Stored items
↓↓↓

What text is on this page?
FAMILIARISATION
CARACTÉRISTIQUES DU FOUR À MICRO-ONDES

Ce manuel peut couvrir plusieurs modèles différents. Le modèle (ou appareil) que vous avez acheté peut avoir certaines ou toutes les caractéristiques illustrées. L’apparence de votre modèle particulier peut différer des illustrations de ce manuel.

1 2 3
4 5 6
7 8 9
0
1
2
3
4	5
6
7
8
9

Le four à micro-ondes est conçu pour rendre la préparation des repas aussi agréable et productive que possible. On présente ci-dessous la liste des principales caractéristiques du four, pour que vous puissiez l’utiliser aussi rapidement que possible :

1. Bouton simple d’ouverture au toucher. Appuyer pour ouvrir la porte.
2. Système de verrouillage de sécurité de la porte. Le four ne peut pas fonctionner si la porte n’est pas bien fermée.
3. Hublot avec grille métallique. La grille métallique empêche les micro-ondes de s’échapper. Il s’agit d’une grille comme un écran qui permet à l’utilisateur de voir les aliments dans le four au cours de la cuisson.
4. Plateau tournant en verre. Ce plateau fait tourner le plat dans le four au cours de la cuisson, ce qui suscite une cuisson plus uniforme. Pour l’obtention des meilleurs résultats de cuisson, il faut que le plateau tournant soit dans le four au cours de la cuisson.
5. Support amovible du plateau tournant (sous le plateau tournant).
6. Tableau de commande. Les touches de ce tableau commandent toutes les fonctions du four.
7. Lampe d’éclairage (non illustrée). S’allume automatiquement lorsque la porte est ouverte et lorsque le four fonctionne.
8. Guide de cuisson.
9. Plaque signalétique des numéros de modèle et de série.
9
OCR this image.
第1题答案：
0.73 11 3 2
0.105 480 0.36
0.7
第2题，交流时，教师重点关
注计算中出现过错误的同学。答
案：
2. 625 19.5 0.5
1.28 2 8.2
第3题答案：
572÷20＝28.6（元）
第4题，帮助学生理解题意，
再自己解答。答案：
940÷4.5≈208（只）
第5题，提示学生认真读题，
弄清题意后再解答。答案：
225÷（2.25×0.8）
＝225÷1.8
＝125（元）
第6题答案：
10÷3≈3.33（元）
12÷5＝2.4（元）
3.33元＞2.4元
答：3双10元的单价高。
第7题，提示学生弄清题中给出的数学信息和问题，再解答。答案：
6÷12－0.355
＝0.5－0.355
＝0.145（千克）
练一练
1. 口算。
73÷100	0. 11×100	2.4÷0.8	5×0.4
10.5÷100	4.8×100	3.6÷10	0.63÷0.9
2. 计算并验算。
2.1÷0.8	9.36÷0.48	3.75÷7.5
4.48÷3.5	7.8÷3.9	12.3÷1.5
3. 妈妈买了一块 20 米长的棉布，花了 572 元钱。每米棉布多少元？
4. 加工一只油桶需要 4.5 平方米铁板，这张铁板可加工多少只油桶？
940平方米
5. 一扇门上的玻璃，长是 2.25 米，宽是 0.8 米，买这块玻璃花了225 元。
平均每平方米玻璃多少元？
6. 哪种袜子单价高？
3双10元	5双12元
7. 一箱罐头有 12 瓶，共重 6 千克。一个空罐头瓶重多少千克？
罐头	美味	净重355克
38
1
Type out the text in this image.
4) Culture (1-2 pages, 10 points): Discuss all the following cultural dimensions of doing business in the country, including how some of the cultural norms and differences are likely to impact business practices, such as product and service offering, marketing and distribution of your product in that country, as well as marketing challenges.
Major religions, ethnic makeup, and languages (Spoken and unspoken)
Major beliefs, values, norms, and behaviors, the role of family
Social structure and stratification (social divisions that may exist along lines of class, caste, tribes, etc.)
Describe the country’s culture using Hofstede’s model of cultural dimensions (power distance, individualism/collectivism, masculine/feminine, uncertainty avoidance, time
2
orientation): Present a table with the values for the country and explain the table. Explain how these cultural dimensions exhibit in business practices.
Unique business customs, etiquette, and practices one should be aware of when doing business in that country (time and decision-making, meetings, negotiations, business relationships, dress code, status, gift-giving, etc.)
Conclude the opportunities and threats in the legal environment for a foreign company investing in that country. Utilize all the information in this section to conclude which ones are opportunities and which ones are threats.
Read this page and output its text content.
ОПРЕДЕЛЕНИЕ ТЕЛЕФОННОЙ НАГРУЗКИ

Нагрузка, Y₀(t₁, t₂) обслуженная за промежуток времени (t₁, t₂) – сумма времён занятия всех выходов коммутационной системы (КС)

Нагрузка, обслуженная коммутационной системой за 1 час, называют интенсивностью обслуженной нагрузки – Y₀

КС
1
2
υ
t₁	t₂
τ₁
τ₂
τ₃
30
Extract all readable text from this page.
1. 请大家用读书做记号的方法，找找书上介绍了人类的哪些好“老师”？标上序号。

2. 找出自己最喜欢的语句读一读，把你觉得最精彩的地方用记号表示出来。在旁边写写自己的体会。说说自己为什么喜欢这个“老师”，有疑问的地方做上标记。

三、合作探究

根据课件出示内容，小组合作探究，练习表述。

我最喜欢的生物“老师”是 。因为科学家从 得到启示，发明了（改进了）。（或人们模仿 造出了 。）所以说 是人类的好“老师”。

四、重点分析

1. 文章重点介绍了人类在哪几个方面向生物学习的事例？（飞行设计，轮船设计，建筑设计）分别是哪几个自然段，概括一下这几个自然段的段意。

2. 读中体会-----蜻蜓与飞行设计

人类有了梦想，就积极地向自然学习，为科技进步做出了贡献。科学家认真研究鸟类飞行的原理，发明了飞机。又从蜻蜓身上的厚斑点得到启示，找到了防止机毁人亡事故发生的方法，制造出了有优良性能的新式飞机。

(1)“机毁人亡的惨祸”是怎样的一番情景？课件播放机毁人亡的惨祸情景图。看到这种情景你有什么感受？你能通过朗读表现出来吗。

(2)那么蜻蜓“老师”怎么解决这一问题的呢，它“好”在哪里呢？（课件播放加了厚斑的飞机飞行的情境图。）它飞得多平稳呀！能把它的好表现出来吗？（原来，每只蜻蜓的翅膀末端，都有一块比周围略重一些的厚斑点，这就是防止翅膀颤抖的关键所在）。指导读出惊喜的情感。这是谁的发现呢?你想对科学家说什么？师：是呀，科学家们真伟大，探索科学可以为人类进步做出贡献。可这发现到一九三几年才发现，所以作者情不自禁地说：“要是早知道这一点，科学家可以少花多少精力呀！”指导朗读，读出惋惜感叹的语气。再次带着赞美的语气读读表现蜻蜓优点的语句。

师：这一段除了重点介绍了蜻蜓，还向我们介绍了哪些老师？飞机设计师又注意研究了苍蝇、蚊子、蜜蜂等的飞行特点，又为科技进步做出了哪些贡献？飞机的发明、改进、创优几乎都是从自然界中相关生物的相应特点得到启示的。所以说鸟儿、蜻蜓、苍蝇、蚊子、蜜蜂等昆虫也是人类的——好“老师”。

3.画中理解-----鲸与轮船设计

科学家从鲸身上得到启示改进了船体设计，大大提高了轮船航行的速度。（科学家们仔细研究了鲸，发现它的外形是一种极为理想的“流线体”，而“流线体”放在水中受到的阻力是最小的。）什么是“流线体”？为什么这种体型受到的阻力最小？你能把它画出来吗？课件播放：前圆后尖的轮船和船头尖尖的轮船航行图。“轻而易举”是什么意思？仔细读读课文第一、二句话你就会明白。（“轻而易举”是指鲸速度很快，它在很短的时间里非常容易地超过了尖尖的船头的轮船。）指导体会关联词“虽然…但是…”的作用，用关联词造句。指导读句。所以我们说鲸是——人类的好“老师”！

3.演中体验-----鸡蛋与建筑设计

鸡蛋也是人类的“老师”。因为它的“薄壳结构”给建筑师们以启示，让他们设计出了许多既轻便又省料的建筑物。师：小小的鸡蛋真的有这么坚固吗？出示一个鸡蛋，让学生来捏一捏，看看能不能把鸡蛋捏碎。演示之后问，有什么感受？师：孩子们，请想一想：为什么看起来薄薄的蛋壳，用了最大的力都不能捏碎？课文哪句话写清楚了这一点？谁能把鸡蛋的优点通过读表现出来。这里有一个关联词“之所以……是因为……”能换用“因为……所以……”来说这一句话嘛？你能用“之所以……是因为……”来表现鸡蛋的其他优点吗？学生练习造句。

↑↑↑

• SET PROBLEM: Note each line of the entries that has "porte" in it, and copy those lines.

• RESULT FOR THIS EXERCISE:
1. Bouton simple d’ouverture au toucher. Appuyer pour ouvrir la porte.
2. Système de verrouillage de sécurité de la porte. Le four ne peut pas fonctionner si la porte n’est pas bien fermée.
7. Lampe d’éclairage (non illustrée). S’allume automatiquement lorsque la porte est ouverte et lorsque le four fonctionne.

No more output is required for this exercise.